Stored data entries:
* * * * * * * * *

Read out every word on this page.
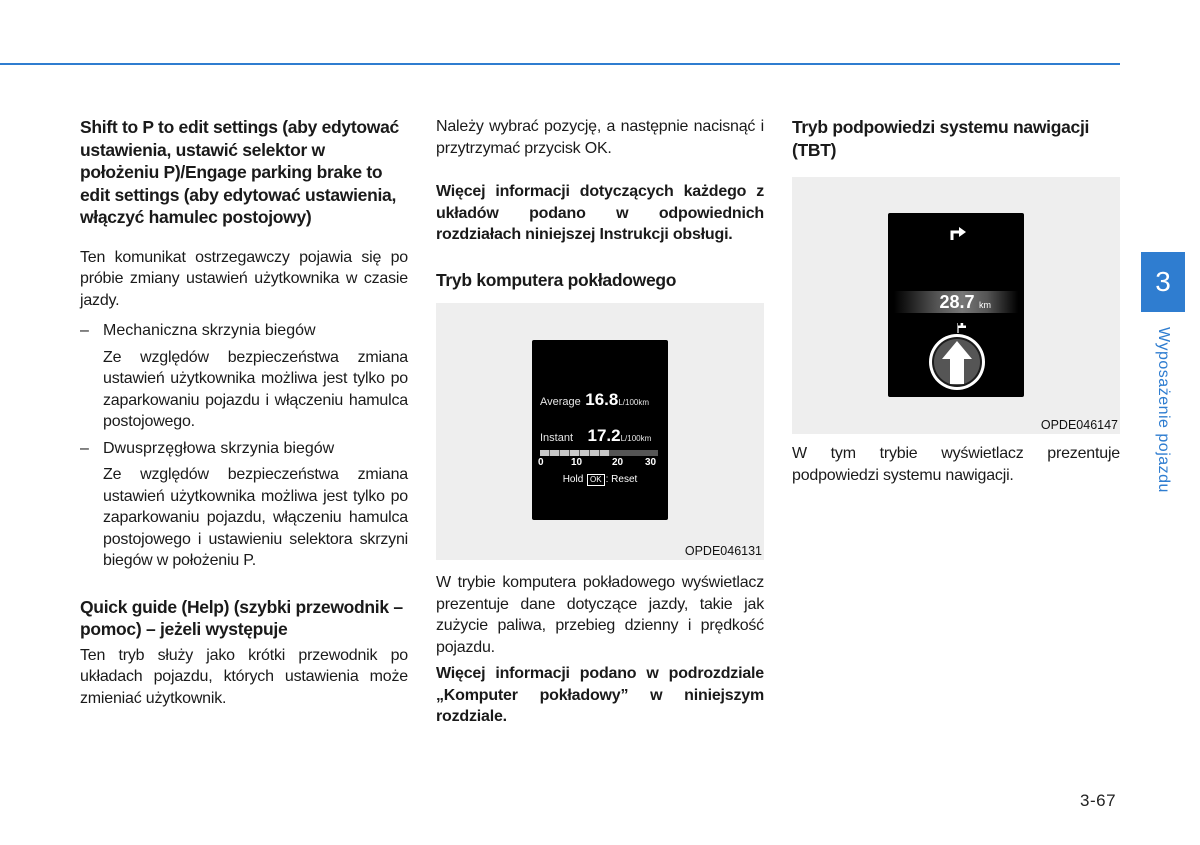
Shift to P to edit settings (aby edytować ustawienia, ustawić selektor w położeniu P)/Engage parking brake to edit settings (aby edytować ustawienia, włączyć hamulec postojowy)

Ten komunikat ostrzegawczy pojawia się po próbie zmiany ustawień użytkownika w czasie jazdy.

– Mechaniczna skrzynia biegów

Ze względów bezpieczeństwa zmiana ustawień użytkownika możliwa jest tylko po zaparkowaniu pojazdu i włączeniu hamulca postojowego.

– Dwusprzęgłowa skrzynia biegów

Ze względów bezpieczeństwa zmiana ustawień użytkownika możliwa jest tylko po zaparkowaniu pojazdu, włączeniu hamulca postojowego i ustawieniu selektora skrzyni biegów w położeniu P.

Quick guide (Help) (szybki przewodnik – pomoc) – jeżeli występuje

Ten tryb służy jako krótki przewodnik po układach pojazdu, których ustawienia może zmieniać użytkownik.

Należy wybrać pozycję, a następnie nacisnąć i przytrzymać przycisk OK.

Więcej informacji dotyczących każdego z układów podano w odpowiednich rozdziałach niniejszej Instrukcji obsługi.

Tryb komputera pokładowego
Average 16.8L/100km
Instant 17.2L/100km
0	10	20 30
Hold OK : Reset
OPDE046131

W trybie komputera pokładowego wyświetlacz prezentuje dane dotyczące jazdy, takie jak zużycie paliwa, przebieg dzienny i prędkość pojazdu.

Więcej informacji podano w podrozdziale „Komputer pokładowy” w niniejszym rozdziale.

Tryb podpowiedzi systemu nawigacji (TBT)
28.7 km
OPDE046147

W tym trybie wyświetlacz prezentuje podpowiedzi systemu nawigacji.

3
Wyposażenie pojazdu
3-67
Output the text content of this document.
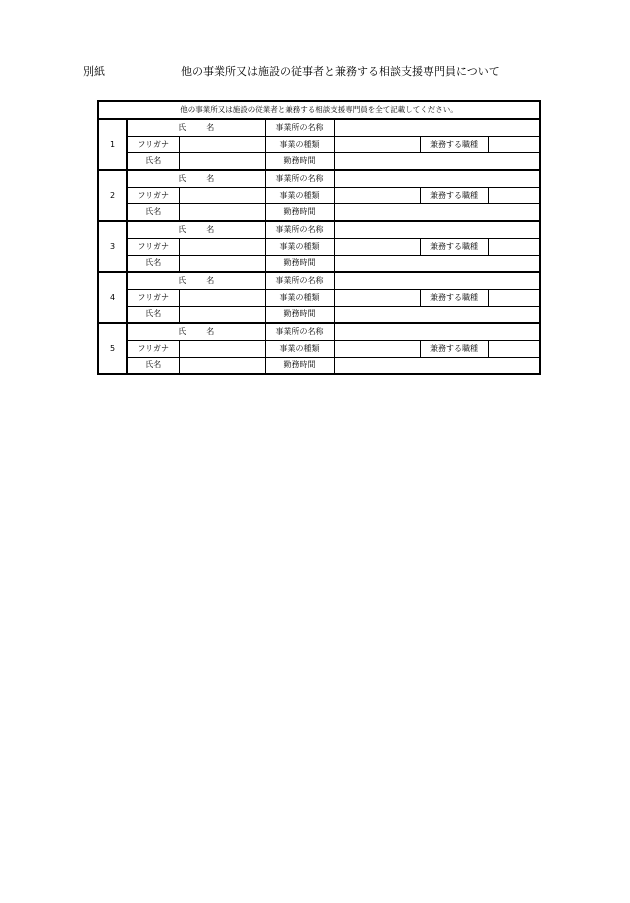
別紙	他の事業所又は施設の従事者と兼務する相談支援専門員について
他の事業所又は施設の従業者と兼務する相談支援専門員を全て記載してください。						
1	氏 名		事業所の名称			
	フリガナ		事業の種類		兼務する職種	
	氏名		勤務時間			
2	氏 名		事業所の名称			
	フリガナ		事業の種類		兼務する職種	
	氏名		勤務時間			
3	氏 名		事業所の名称			
	フリガナ		事業の種類		兼務する職種	
	氏名		勤務時間			
4	氏 名		事業所の名称			
	フリガナ		事業の種類		兼務する職種	
	氏名		勤務時間			
5	氏 名		事業所の名称			
	フリガナ		事業の種類		兼務する職種	
	氏名		勤務時間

* * * * * * * * *

Only the number is wanted: how many lines in the data include the word "this"?

The result | 2